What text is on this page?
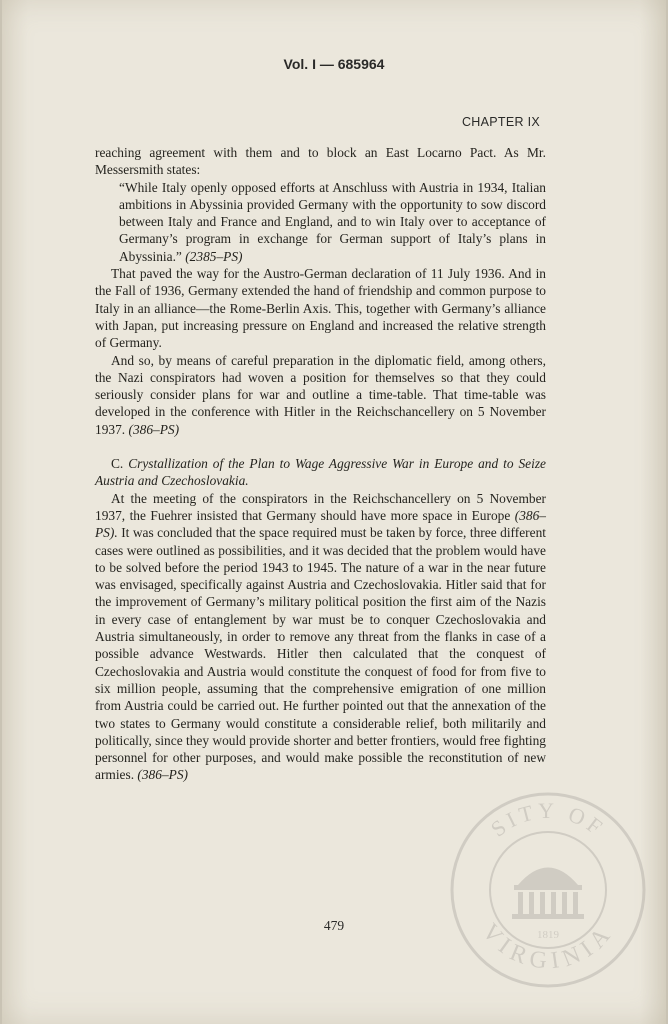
Vol. I — 685964
CHAPTER IX

reaching agreement with them and to block an East Locarno Pact. As Mr. Messersmith states:

“While Italy openly opposed efforts at Anschluss with Austria in 1934, Italian ambitions in Abyssinia provided Germany with the opportunity to sow discord between Italy and France and England, and to win Italy over to acceptance of Germany’s program in exchange for German support of Italy’s plans in Abyssinia.” (2385–PS)

That paved the way for the Austro-German declaration of 11 July 1936. And in the Fall of 1936, Germany extended the hand of friendship and common purpose to Italy in an alliance—the Rome-Berlin Axis. This, together with Germany’s alliance with Japan, put increasing pressure on England and increased the relative strength of Germany.

And so, by means of careful preparation in the diplomatic field, among others, the Nazi conspirators had woven a position for themselves so that they could seriously consider plans for war and outline a time-table. That time-table was developed in the conference with Hitler in the Reichschancellery on 5 November 1937. (386–PS)

C. Crystallization of the Plan to Wage Aggressive War in Europe and to Seize Austria and Czechoslovakia.

At the meeting of the conspirators in the Reichschancellery on 5 November 1937, the Fuehrer insisted that Germany should have more space in Europe (386–PS). It was concluded that the space required must be taken by force, three different cases were outlined as possibilities, and it was decided that the problem would have to be solved before the period 1943 to 1945. The nature of a war in the near future was envisaged, specifically against Austria and Czechoslovakia. Hitler said that for the improvement of Germany’s military political position the first aim of the Nazis in every case of entanglement by war must be to conquer Czechoslovakia and Austria simultaneously, in order to remove any threat from the flanks in case of a possible advance Westwards. Hitler then calculated that the conquest of Czechoslovakia and Austria would constitute the conquest of food for from five to six million people, assuming that the comprehensive emigration of one million from Austria could be carried out. He further pointed out that the annexation of the two states to Germany would constitute a considerable relief, both militarily and politically, since they would provide shorter and better frontiers, would free fighting personnel for other purposes, and would make possible the reconstitution of new armies. (386–PS)

479
SITY OF
VIRGINIA
1819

REQUEST — Pictures stay out; reproduce every line of the records exactly.

RESULT —
What text is on this page?
Vol. I — 685964
CHAPTER IX

reaching agreement with them and to block an East Locarno Pact. As Mr. Messersmith states:

“While Italy openly opposed efforts at Anschluss with Austria in 1934, Italian ambitions in Abyssinia provided Germany with the opportunity to sow discord between Italy and France and England, and to win Italy over to acceptance of Germany’s program in exchange for German support of Italy’s plans in Abyssinia.” (2385–PS)

That paved the way for the Austro-German declaration of 11 July 1936. And in the Fall of 1936, Germany extended the hand of friendship and common purpose to Italy in an alliance—the Rome-Berlin Axis. This, together with Germany’s alliance with Japan, put increasing pressure on England and increased the relative strength of Germany.

And so, by means of careful preparation in the diplomatic field, among others, the Nazi conspirators had woven a position for themselves so that they could seriously consider plans for war and outline a time-table. That time-table was developed in the conference with Hitler in the Reichschancellery on 5 November 1937. (386–PS)

C. Crystallization of the Plan to Wage Aggressive War in Europe and to Seize Austria and Czechoslovakia.

At the meeting of the conspirators in the Reichschancellery on 5 November 1937, the Fuehrer insisted that Germany should have more space in Europe (386–PS). It was concluded that the space required must be taken by force, three different cases were outlined as possibilities, and it was decided that the problem would have to be solved before the period 1943 to 1945. The nature of a war in the near future was envisaged, specifically against Austria and Czechoslovakia. Hitler said that for the improvement of Germany’s military political position the first aim of the Nazis in every case of entanglement by war must be to conquer Czechoslovakia and Austria simultaneously, in order to remove any threat from the flanks in case of a possible advance Westwards. Hitler then calculated that the conquest of Czechoslovakia and Austria would constitute the conquest of food for from five to six million people, assuming that the comprehensive emigration of one million from Austria could be carried out. He further pointed out that the annexation of the two states to Germany would constitute a considerable relief, both militarily and politically, since they would provide shorter and better frontiers, would free fighting personnel for other purposes, and would make possible the reconstitution of new armies. (386–PS)

479
SITY OF
VIRGINIA
1819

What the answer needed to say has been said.